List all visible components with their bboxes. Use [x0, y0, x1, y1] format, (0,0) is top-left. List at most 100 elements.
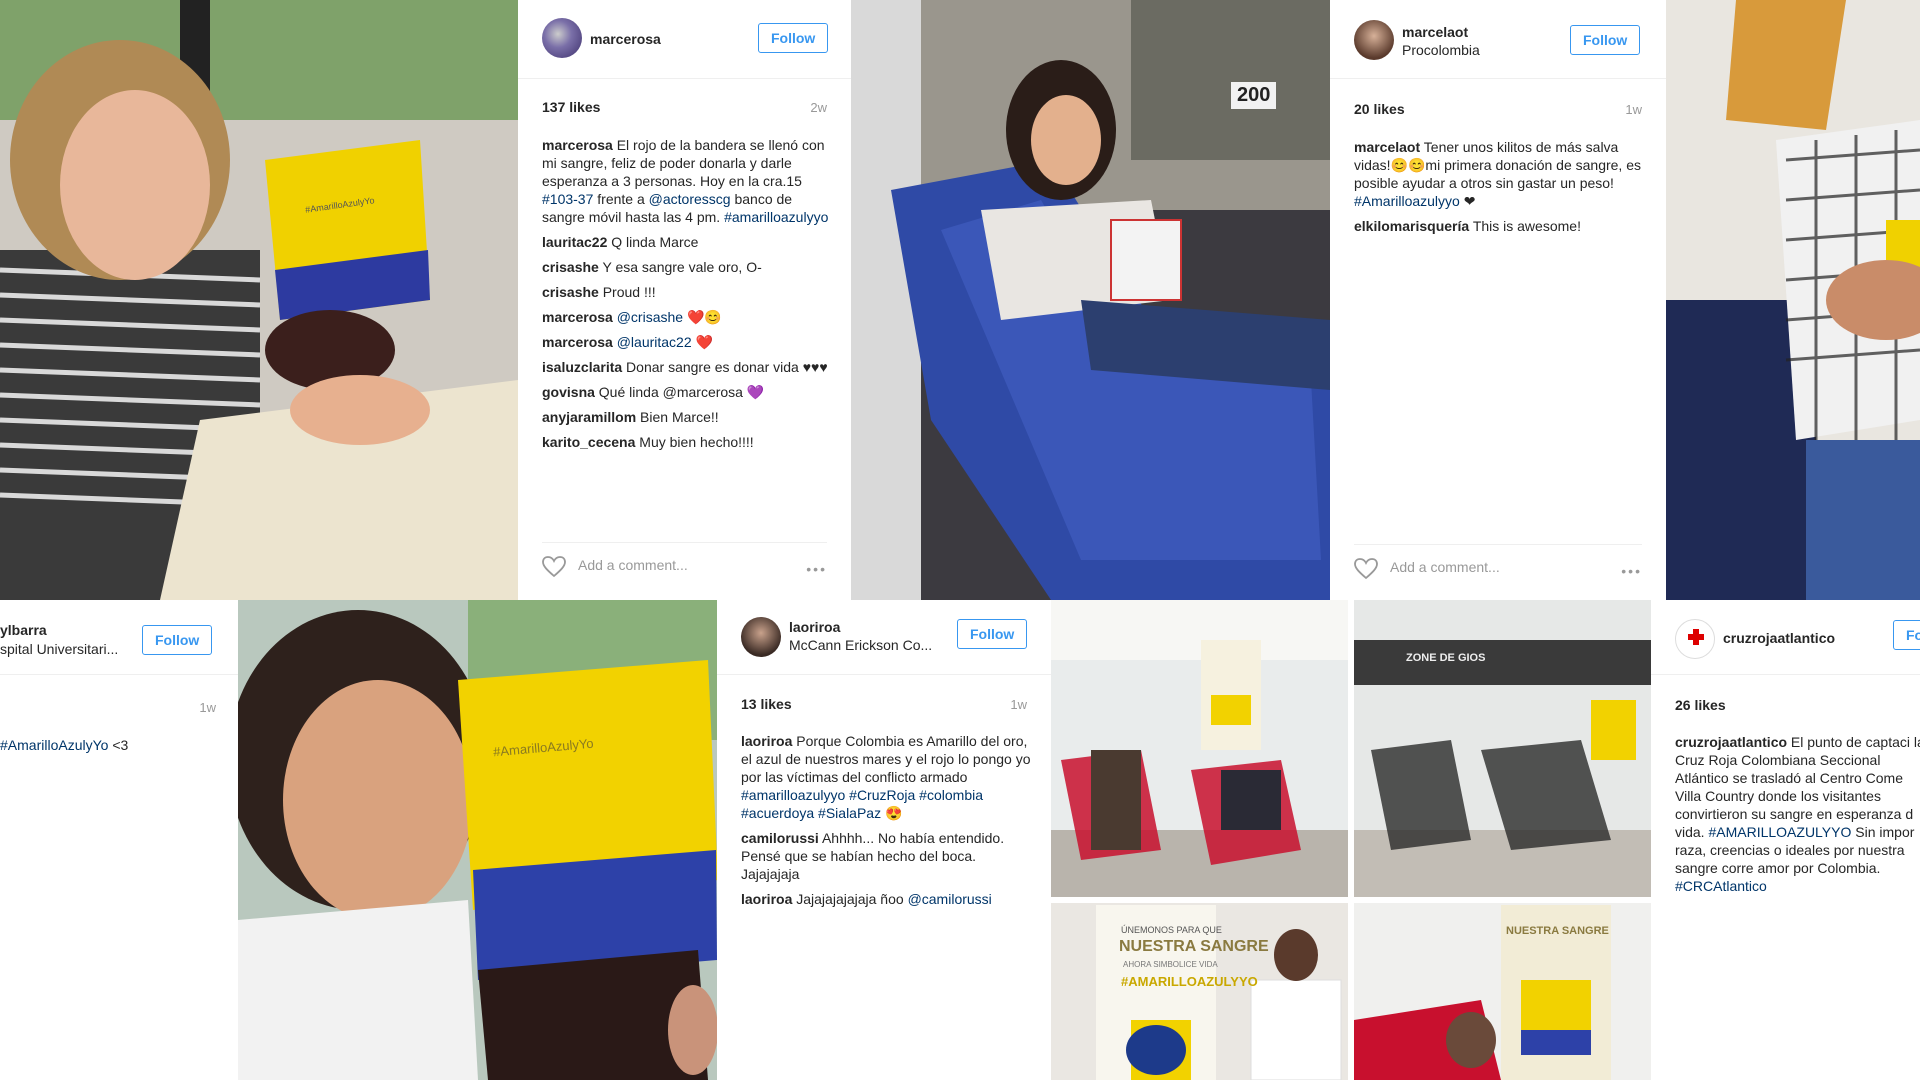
comment-footer: Add a comment... ••• — [1354, 544, 1642, 593]
comment-user[interactable]: anyjaramillom — [542, 409, 636, 425]
post-age[interactable]: 1w — [1625, 102, 1642, 117]
hashtag[interactable]: #CRCAtlantico — [1675, 878, 1767, 894]
store-sign: ZONE DE GIOS — [1406, 652, 1486, 664]
post-header: marcelaot Procolombia Follow — [1330, 0, 1666, 79]
follow-button[interactable]: Fo — [1893, 620, 1920, 650]
more-options-icon[interactable]: ••• — [1621, 563, 1642, 579]
post-photo-collage[interactable]: ÚNEMONOS PARA QUE NUESTRA SANGRE AHORA S… — [1051, 600, 1651, 1080]
avatar[interactable] — [1354, 20, 1394, 60]
comment-user[interactable]: marcelaot — [1354, 139, 1420, 155]
likes-count[interactable]: 26 likes — [1675, 697, 1726, 713]
likes-count[interactable]: 13 likes — [741, 696, 792, 712]
more-options-icon[interactable]: ••• — [806, 561, 827, 577]
hashtag[interactable]: #103-37 — [542, 191, 593, 207]
comment-user[interactable]: marcerosa — [542, 137, 613, 153]
hashtag[interactable]: #AmarilloAzulyYo — [0, 737, 108, 753]
follow-button[interactable]: Follow — [758, 23, 829, 53]
photo-illustration — [238, 600, 717, 1080]
avatar[interactable] — [542, 18, 582, 58]
username[interactable]: cruzrojaatlantico — [1723, 630, 1835, 646]
caption-text: ❤ — [1459, 193, 1476, 209]
banner-text: NUESTRA SANGRE — [1119, 938, 1269, 955]
comment-text: @crisashe ❤️😊 — [616, 309, 722, 325]
comment: isaluzclarita Donar sangre es donar vida… — [542, 358, 832, 376]
post-age[interactable]: 2w — [810, 100, 827, 115]
bus-sign: 200 — [1231, 82, 1277, 109]
photo-illustration — [1666, 0, 1920, 600]
comments-list: #AmarilloAzulyYo <3 — [0, 736, 220, 761]
location[interactable]: Procolombia — [1402, 42, 1480, 58]
avatar[interactable] — [741, 617, 781, 657]
caption-text: 😍 — [881, 805, 903, 821]
post-age[interactable]: 1w — [1010, 697, 1027, 712]
comment-text: Q linda Marce — [611, 234, 699, 250]
comment: crisashe Proud !!! — [542, 283, 832, 301]
comment-user[interactable]: crisashe — [542, 259, 599, 275]
caption-text: frente a — [593, 191, 649, 207]
add-comment-input[interactable]: Add a comment... — [1390, 559, 1500, 575]
post-photo-partial-right[interactable] — [1666, 0, 1920, 600]
caption: marcerosa El rojo de la bandera se llenó… — [542, 136, 832, 226]
comments-list: marcerosa El rojo de la bandera se llenó… — [542, 136, 832, 458]
follow-button[interactable]: Follow — [957, 619, 1028, 649]
hashtag[interactable]: #amarilloazulyyo — [724, 209, 828, 225]
comment-user[interactable]: isaluzclarita — [542, 359, 622, 375]
post-panel-ylbarra: ylbarra spital Universitari... Follow 1w… — [0, 600, 238, 1080]
comment: elkilomarisquería This is awesome! — [1354, 217, 1644, 235]
username[interactable]: marcerosa — [590, 31, 661, 47]
caption: laoriroa Porque Colombia es Amarillo del… — [741, 732, 1031, 822]
username[interactable]: marcelaot — [1402, 24, 1468, 40]
username[interactable]: laoriroa — [789, 619, 840, 635]
likes-count[interactable]: 137 likes — [542, 99, 600, 115]
banner-text: AHORA SIMBOLICE VIDA — [1123, 960, 1218, 969]
comment-user[interactable]: lauritac22 — [542, 234, 607, 250]
location[interactable]: McCann Erickson Co... — [789, 637, 932, 653]
heart-icon[interactable] — [1354, 558, 1378, 580]
likes-count[interactable]: 20 likes — [1354, 101, 1405, 117]
comment-user[interactable]: crisashe — [542, 284, 599, 300]
comment-text: Donar sangre es donar vida ♥♥♥ — [626, 359, 828, 375]
post-photo-winking[interactable]: #AmarilloAzulyYo — [238, 600, 717, 1080]
add-comment-input[interactable]: Add a comment... — [578, 557, 688, 573]
comment: laoriroa Jajajajajajaja ñoo @camilorussi — [741, 890, 1031, 908]
follow-button[interactable]: Follow — [142, 625, 213, 655]
comment-user[interactable]: karito_cecena — [542, 434, 635, 450]
comment-text: Y esa sangre vale oro, O- — [602, 259, 762, 275]
comment-user[interactable]: elkilomarisquería — [1354, 218, 1469, 234]
comment: lauritac22 Q linda Marce — [542, 233, 832, 251]
heart-icon[interactable] — [542, 556, 566, 578]
comment: camilorussi Ahhhh... No había entendido.… — [741, 829, 1031, 883]
post-panel-marcerosa: marcerosa Follow 137 likes 2w marcerosa … — [518, 0, 851, 600]
comment-user[interactable]: cruzrojaatlantico — [1675, 734, 1787, 750]
post-age[interactable]: 1w — [199, 700, 216, 715]
comment: govisna Qué linda @marcerosa 💜 — [542, 383, 832, 401]
comment-text: Qué linda @marcerosa 💜 — [598, 384, 765, 400]
caption-text: <3 — [108, 737, 129, 753]
mention[interactable]: @camilorussi — [908, 891, 992, 907]
location[interactable]: spital Universitari... — [0, 641, 118, 657]
comment-user[interactable]: laoriroa — [741, 891, 792, 907]
comment-user[interactable]: marcerosa — [542, 334, 613, 350]
caption: marcelaot Tener unos kilitos de más salv… — [1354, 138, 1644, 210]
red-cross-icon — [1688, 629, 1704, 645]
avatar[interactable] — [1675, 619, 1715, 659]
comment-text: This is awesome! — [1472, 218, 1581, 234]
comment-user[interactable]: govisna — [542, 384, 595, 400]
hashtag[interactable]: #AMARILLOAZULYYO — [1708, 824, 1851, 840]
post-photo-marcelaot[interactable]: 200 — [851, 0, 1330, 600]
comment: marcerosa @lauritac22 ❤️ — [542, 333, 832, 351]
username[interactable]: ylbarra — [0, 622, 47, 638]
comment-user[interactable]: marcerosa — [542, 309, 613, 325]
follow-button[interactable]: Follow — [1570, 25, 1641, 55]
post-header: laoriroa McCann Erickson Co... Follow — [717, 600, 1051, 675]
comment: karito_cecena Muy bien hecho!!!! — [542, 433, 832, 451]
comment: crisashe Y esa sangre vale oro, O- — [542, 258, 832, 276]
post-photo-marcerosa[interactable]: #AmarilloAzulyYo — [0, 0, 518, 600]
photo-illustration — [0, 0, 518, 600]
comment-user[interactable]: laoriroa — [741, 733, 792, 749]
hashtag[interactable]: #amarilloazulyyo #CruzRoja #colombia #ac… — [741, 787, 983, 821]
comment-user[interactable]: camilorussi — [741, 830, 819, 846]
mention[interactable]: @actoresscg — [649, 191, 731, 207]
hashtag[interactable]: #Amarilloazulyyo — [1354, 193, 1460, 209]
comment-text: Bien Marce!! — [640, 409, 719, 425]
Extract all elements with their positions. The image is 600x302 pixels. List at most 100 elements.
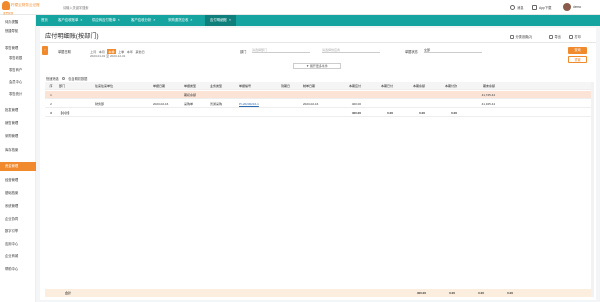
column-header: 本期余额	[412, 84, 425, 88]
supplier-select[interactable]: 请选择供应商	[322, 47, 380, 53]
sidebar-item[interactable]: 企业商城	[0, 252, 36, 261]
sidebar-item[interactable]: 待办提醒	[0, 18, 36, 27]
table-cell: 普通采购	[210, 102, 223, 106]
tab[interactable]: 供应商应付账单 ×	[87, 15, 125, 26]
reset-button[interactable]: 重置	[568, 56, 587, 63]
period-label: 单据日期	[58, 50, 71, 54]
quick-filter: 快速筛选 包含期初数据	[46, 76, 87, 81]
tab[interactable]: 客户应收分析 ×	[126, 15, 160, 26]
sidebar-item[interactable]: 帮助中心	[0, 265, 36, 274]
period-option[interactable]: 本年	[127, 49, 133, 54]
column-header: 业务类型	[210, 84, 223, 88]
sidebar-item[interactable]: 库存档案	[0, 146, 36, 155]
sidebar-item[interactable]: 零售收银	[0, 54, 36, 63]
column-header: 序	[49, 84, 53, 88]
close-icon[interactable]: ×	[153, 18, 155, 22]
logo[interactable]: 柠檬云财务云记账 发票管理	[2, 1, 40, 15]
logo-icon	[2, 1, 10, 10]
table-cell	[239, 91, 275, 99]
sidebar-item[interactable]: 资金管理	[0, 162, 36, 171]
status-label: 单据状态	[405, 50, 418, 54]
sidebar-item[interactable]: 基础档案	[0, 189, 36, 198]
table-cell: 期初余额	[184, 93, 197, 97]
table-row[interactable]: 2 财务部 2023-02-16 采购单 普通采购 PI-20230216-1 2023-0…	[45, 100, 591, 108]
app-download-button[interactable]: App下载	[532, 5, 551, 10]
table-cell	[210, 109, 232, 117]
top-header: 柠檬云财务云记账 发票管理 消息 App下载 demo	[0, 0, 600, 15]
phone-icon	[532, 5, 537, 10]
sidebar-item-label: 库存档案	[5, 148, 19, 152]
status-select[interactable]: 全部	[424, 47, 482, 53]
column-header: 往来往来单位	[95, 84, 114, 88]
sidebar-item[interactable]: 销售管理	[0, 119, 36, 128]
table-cell: 400.00	[351, 111, 361, 115]
sidebar-item-label: 应用中心	[5, 242, 19, 246]
table-cell	[59, 91, 81, 99]
tab[interactable]: 应付明细账 ×	[205, 15, 236, 26]
table-cell	[153, 109, 179, 117]
tab[interactable]: 客户应收账单 ×	[53, 15, 87, 26]
divider	[40, 42, 596, 43]
expand-filters-button[interactable]: ▼ 展开更多条件	[293, 63, 341, 69]
table-cell: 1	[50, 93, 52, 97]
close-icon[interactable]: ×	[190, 18, 192, 22]
table-cell	[303, 109, 329, 117]
column-header: 制单日期	[303, 84, 316, 88]
table-cell	[281, 100, 299, 108]
avatar[interactable]	[563, 3, 571, 11]
export-button[interactable]: 导出	[549, 34, 561, 39]
category-settings-button[interactable]: 分类设置(2)	[510, 34, 532, 39]
close-icon[interactable]: ×	[118, 18, 120, 22]
table-row[interactable]: 3 【小计】 400.00 0.00 0.00 0.00	[45, 109, 591, 117]
dept-label: 部门	[240, 50, 247, 54]
column-header: 本期已付	[380, 84, 393, 88]
include-opening-radio[interactable]	[61, 76, 66, 81]
table-cell	[184, 109, 206, 117]
table-cell: 2023-02-16	[153, 102, 169, 106]
print-button[interactable]: 打印	[569, 34, 581, 39]
sidebar-item[interactable]: 会员中心	[0, 78, 36, 87]
table-cell	[463, 109, 495, 117]
sidebar-item[interactable]: 零售管理	[0, 44, 36, 53]
user-menu[interactable]: demo	[573, 5, 581, 9]
table-cell[interactable]: PI-20230216-1	[239, 100, 275, 108]
logo-text: 柠檬云财务云记账	[11, 3, 40, 7]
dept-select[interactable]: 请选择部门	[252, 47, 310, 53]
sidebar-item[interactable]: 快捷导航	[0, 27, 36, 36]
table-cell	[431, 100, 457, 108]
table-cell	[210, 91, 232, 99]
tab-label: 首页	[41, 18, 48, 22]
sidebar-item[interactable]: 零售商户	[0, 66, 36, 75]
table-cell: 41,325.44	[481, 102, 495, 106]
sidebar-item-label: 零售管理	[5, 46, 19, 50]
sidebar-item[interactable]: 应用中心	[0, 240, 36, 249]
sidebar-item[interactable]: 经营管理	[0, 176, 36, 185]
close-icon[interactable]: ×	[80, 18, 82, 22]
sidebar-item[interactable]: 系统管理	[0, 202, 36, 211]
sidebar-item[interactable]: 采购管理	[0, 132, 36, 141]
date-range[interactable]: 2023-01-01 至 2023-12-31	[90, 54, 125, 58]
collapse-filter-button[interactable]: ›	[42, 46, 48, 55]
tab[interactable]: 首页	[36, 15, 53, 26]
sidebar-item[interactable]: 企业协同	[0, 215, 36, 224]
sidebar-item[interactable]: 零售统计	[0, 90, 36, 99]
footer-balance: 0.00	[478, 291, 484, 295]
table-row[interactable]: 1 期初余额 41,725.44	[45, 91, 591, 99]
table-cell	[303, 91, 329, 99]
messages-button[interactable]: 消息	[510, 5, 524, 10]
tab[interactable]: 采购退货应收 ×	[163, 15, 197, 26]
sidebar-item-label: 待办提醒	[5, 20, 19, 24]
close-icon[interactable]: ×	[229, 18, 231, 22]
period-option[interactable]: 其他日	[135, 49, 144, 54]
sidebar-item[interactable]: 数字引擎	[0, 227, 36, 236]
query-button[interactable]: 查询	[568, 47, 587, 54]
messages-label: 消息	[517, 6, 524, 10]
table-cell: 3	[50, 111, 52, 115]
sidebar-item[interactable]: 批发管理	[0, 106, 36, 115]
global-search-input[interactable]	[63, 5, 123, 11]
sidebar-item-label: 经营管理	[5, 178, 19, 182]
table-scrollbar[interactable]	[591, 82, 594, 297]
column-header: 到期日	[281, 84, 291, 88]
table-cell	[335, 91, 361, 99]
table-cell	[399, 100, 425, 108]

○ ○ ○ ○ ○

__Exercise prompt__. Gather every line of the records above that contains the word "photo" and copy each one out. Uppercase and lowercase letters count as different.

__Answer to this exercise__.
post-photo-collage[interactable]: ÚNEMONOS PARA QUE NUESTRA SANGRE AHORA S… — [1051, 600, 1651, 1080]
photo-illustration — [238, 600, 717, 1080]
photo-illustration — [1666, 0, 1920, 600]
post-photo-partial-right[interactable] — [1666, 0, 1920, 600]
post-photo-winking[interactable]: #AmarilloAzulyYo — [238, 600, 717, 1080]
post-photo-marcelaot[interactable]: 200 — [851, 0, 1330, 600]
post-photo-marcerosa[interactable]: #AmarilloAzulyYo — [0, 0, 518, 600]
photo-illustration — [0, 0, 518, 600]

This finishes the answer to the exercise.